--- START Supplied data ---
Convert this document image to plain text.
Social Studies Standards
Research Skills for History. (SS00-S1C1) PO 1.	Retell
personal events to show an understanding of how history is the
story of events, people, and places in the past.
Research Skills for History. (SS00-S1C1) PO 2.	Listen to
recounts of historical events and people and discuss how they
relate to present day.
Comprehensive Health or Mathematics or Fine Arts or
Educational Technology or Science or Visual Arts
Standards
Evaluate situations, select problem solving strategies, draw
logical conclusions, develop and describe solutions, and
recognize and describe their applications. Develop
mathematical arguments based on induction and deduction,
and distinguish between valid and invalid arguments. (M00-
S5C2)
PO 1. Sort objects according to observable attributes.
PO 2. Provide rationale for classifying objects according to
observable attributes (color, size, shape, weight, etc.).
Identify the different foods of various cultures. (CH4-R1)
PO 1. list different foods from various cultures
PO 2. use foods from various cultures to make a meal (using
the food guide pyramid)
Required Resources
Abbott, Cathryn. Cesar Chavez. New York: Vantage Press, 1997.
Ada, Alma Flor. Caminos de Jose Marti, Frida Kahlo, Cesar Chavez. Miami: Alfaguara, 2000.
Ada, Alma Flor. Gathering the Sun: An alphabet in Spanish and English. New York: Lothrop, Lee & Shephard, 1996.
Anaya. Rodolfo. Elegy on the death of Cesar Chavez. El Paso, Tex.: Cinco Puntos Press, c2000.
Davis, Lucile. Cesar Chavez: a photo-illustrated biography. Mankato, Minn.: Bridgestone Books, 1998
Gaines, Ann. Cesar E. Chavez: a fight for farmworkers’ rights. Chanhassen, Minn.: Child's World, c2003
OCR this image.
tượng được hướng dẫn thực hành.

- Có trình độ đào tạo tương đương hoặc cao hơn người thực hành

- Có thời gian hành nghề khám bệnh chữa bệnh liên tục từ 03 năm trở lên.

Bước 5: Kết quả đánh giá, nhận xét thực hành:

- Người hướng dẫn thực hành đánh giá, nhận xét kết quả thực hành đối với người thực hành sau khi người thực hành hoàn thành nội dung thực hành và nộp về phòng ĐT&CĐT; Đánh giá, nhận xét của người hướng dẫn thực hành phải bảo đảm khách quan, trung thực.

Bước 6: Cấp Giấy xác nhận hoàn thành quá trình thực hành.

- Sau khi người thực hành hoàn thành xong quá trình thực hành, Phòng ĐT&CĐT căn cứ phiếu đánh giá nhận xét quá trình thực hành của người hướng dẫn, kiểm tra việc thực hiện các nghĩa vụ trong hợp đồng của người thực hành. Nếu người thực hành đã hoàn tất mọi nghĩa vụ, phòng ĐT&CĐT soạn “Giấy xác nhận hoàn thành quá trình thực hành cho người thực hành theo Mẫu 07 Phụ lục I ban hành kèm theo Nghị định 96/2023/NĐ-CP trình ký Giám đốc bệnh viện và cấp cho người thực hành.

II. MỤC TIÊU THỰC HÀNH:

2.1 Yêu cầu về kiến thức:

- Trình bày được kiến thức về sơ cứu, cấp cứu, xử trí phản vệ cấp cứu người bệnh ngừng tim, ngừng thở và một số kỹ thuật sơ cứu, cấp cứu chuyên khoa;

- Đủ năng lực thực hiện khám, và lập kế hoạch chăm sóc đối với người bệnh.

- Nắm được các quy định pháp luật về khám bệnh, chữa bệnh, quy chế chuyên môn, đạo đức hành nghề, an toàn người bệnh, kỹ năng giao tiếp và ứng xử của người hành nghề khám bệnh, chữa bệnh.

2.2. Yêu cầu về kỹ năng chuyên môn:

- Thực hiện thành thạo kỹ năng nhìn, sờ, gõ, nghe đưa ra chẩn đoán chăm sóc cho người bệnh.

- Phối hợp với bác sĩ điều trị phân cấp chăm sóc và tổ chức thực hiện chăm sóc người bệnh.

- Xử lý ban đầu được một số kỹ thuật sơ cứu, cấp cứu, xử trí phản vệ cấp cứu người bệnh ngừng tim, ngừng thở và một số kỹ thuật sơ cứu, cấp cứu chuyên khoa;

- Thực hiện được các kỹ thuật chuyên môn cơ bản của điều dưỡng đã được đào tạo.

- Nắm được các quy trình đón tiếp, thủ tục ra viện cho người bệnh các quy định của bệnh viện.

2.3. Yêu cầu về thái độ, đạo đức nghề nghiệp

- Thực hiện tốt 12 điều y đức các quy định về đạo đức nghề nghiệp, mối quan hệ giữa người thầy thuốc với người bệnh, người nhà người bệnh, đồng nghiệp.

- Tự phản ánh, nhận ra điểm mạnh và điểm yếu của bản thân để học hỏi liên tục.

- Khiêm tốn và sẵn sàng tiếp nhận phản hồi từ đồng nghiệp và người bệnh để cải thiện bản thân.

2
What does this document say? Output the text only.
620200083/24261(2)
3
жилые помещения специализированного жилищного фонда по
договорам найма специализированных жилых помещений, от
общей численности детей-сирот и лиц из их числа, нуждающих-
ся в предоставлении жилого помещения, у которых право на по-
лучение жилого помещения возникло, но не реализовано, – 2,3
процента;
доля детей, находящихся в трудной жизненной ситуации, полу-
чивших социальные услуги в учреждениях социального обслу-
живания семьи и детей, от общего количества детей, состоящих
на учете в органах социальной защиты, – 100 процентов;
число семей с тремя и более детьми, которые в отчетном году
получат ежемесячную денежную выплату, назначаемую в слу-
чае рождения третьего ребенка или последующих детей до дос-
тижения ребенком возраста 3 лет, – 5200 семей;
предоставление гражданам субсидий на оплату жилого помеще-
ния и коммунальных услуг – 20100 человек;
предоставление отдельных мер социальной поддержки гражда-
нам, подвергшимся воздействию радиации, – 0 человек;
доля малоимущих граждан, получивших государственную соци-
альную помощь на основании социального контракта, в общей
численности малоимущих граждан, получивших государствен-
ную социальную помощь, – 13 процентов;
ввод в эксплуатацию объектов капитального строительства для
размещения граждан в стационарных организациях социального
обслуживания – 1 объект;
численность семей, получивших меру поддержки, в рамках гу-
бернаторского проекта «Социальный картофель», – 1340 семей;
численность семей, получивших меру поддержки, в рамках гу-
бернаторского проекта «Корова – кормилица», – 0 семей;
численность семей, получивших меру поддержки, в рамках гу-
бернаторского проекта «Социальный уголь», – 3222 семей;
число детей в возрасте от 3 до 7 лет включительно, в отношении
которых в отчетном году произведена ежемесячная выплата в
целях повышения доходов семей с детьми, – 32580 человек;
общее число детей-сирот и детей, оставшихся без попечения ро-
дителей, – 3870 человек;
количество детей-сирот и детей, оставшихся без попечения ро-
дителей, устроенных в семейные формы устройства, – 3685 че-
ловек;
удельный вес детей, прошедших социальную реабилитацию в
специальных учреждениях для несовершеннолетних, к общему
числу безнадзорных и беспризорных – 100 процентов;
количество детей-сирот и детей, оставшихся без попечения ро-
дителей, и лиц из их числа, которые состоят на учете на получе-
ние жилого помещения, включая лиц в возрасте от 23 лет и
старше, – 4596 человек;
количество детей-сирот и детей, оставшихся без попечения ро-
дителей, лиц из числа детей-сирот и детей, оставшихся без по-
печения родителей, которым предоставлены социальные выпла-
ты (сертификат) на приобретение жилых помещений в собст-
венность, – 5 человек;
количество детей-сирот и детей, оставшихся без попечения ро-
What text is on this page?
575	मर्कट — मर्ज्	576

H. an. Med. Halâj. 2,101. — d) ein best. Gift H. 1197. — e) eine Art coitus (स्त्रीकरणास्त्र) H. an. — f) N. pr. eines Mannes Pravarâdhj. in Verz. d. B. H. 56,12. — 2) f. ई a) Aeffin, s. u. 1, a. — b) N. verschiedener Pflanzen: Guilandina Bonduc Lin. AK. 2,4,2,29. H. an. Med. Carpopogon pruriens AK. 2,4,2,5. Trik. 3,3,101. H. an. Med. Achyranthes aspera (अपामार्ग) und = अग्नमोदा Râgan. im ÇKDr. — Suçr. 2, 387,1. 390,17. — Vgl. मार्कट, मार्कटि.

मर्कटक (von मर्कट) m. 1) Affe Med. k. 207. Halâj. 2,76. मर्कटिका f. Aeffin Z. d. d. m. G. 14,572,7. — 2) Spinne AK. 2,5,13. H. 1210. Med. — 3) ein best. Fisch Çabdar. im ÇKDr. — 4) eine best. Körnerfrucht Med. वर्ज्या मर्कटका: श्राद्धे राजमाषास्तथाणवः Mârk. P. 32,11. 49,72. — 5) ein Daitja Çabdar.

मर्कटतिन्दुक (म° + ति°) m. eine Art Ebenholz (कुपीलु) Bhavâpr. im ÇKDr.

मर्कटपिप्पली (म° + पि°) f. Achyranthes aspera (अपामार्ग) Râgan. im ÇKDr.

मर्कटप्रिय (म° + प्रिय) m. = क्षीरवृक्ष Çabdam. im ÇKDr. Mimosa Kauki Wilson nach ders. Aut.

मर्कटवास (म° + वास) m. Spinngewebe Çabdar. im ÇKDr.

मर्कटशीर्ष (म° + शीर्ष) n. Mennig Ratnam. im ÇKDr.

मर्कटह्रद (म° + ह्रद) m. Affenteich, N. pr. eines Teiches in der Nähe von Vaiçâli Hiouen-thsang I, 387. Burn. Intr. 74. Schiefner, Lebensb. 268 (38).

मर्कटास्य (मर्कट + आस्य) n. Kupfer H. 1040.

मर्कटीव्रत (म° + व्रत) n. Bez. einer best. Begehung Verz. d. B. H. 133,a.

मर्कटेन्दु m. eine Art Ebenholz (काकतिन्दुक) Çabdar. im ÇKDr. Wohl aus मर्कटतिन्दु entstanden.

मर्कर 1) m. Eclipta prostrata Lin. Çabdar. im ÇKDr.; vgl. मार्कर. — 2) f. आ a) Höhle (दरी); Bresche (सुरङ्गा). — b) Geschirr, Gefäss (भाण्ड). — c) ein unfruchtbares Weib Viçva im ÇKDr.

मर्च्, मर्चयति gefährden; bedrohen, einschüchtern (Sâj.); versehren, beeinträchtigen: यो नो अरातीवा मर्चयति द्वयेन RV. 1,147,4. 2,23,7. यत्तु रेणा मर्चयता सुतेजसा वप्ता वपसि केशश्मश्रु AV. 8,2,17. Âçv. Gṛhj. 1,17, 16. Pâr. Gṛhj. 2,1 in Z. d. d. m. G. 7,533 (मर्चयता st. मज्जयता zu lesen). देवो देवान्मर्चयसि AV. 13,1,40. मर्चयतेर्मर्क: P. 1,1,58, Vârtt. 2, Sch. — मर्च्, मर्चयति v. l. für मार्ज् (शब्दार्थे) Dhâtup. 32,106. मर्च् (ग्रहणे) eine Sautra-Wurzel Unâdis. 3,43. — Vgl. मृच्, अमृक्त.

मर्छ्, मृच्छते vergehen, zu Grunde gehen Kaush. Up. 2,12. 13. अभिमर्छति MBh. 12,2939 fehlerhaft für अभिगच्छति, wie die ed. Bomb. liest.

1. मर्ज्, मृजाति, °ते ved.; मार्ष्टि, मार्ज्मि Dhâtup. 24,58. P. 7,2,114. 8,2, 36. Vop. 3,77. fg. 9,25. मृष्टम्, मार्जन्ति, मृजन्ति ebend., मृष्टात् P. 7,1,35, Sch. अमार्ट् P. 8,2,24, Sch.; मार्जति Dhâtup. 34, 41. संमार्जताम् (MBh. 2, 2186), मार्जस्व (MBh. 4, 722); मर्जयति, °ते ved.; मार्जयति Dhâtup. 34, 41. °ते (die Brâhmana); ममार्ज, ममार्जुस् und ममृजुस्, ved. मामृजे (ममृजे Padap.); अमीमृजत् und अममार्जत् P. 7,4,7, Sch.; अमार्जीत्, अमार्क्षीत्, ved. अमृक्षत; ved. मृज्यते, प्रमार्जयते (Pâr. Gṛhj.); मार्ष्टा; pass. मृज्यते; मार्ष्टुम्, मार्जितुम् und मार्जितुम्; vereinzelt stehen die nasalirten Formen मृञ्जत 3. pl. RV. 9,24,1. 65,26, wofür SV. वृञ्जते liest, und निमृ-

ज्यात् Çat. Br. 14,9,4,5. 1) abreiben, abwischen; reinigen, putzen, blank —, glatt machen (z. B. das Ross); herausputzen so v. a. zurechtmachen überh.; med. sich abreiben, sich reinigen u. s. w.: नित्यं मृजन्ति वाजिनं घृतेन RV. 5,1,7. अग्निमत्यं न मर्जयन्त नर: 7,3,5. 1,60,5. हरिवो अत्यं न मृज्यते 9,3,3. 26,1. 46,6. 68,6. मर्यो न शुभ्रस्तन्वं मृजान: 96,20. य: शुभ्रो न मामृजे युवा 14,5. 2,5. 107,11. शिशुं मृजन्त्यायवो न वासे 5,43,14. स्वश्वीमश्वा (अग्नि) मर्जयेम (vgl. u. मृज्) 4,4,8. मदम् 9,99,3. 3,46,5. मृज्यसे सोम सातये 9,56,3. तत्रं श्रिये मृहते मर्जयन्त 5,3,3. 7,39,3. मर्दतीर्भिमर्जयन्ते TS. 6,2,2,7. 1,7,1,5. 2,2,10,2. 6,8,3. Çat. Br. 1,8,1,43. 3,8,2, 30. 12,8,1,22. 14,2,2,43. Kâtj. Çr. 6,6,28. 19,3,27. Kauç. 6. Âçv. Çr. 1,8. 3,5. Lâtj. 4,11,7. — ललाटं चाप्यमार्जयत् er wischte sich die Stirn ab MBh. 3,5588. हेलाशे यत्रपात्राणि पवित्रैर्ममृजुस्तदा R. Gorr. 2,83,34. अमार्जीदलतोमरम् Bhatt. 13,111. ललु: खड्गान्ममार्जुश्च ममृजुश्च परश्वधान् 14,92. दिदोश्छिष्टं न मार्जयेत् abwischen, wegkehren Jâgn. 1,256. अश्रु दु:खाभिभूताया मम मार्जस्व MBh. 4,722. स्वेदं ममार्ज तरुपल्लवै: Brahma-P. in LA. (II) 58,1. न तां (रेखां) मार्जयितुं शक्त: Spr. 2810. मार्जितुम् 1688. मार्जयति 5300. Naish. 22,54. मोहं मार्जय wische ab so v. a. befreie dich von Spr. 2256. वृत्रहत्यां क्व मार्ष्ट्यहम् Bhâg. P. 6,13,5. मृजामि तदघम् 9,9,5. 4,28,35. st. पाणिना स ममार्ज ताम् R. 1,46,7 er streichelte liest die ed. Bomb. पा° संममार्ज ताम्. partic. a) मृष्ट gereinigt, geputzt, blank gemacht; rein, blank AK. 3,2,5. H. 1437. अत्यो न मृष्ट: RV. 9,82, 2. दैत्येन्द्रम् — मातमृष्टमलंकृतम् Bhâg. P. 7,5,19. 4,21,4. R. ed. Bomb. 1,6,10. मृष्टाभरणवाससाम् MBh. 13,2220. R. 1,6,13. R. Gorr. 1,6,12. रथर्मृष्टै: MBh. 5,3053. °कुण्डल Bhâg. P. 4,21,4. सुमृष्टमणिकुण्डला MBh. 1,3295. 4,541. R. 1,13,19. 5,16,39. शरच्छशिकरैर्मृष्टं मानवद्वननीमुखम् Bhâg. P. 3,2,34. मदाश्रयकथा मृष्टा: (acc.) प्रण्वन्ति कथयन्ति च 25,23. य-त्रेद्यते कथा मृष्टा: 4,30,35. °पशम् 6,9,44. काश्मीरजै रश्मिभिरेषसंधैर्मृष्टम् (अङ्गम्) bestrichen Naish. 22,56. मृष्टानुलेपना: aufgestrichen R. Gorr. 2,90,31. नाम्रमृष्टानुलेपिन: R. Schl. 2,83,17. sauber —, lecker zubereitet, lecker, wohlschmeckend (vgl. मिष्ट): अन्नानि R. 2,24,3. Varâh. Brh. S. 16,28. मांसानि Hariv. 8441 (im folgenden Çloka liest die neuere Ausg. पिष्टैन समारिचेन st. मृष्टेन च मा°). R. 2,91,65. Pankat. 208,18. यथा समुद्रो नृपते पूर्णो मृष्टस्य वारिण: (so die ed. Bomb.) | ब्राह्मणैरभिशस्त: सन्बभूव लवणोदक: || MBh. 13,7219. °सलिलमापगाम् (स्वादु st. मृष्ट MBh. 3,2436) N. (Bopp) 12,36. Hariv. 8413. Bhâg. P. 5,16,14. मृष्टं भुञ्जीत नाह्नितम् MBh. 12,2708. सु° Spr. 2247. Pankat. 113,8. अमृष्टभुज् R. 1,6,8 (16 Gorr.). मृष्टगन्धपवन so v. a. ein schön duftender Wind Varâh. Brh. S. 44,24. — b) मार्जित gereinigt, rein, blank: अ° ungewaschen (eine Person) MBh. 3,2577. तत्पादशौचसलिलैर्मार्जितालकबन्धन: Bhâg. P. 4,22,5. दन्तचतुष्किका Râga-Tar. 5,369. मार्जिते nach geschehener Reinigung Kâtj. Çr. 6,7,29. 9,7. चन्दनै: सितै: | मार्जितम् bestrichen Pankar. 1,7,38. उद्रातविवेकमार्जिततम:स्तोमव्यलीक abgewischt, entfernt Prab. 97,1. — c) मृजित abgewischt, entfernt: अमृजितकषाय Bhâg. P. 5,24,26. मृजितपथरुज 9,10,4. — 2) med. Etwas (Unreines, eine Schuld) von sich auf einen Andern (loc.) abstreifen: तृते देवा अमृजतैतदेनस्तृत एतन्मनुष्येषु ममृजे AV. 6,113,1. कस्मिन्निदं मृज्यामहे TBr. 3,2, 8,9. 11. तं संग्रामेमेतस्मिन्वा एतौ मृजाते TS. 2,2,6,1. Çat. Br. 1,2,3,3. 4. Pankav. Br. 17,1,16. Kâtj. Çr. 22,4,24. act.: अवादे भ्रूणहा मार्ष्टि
--- END Supplied data ---
__Task to carry out__:
In the records above, how many lines contain the word "phòng"? Give the number alone.

__Exercise output__:
2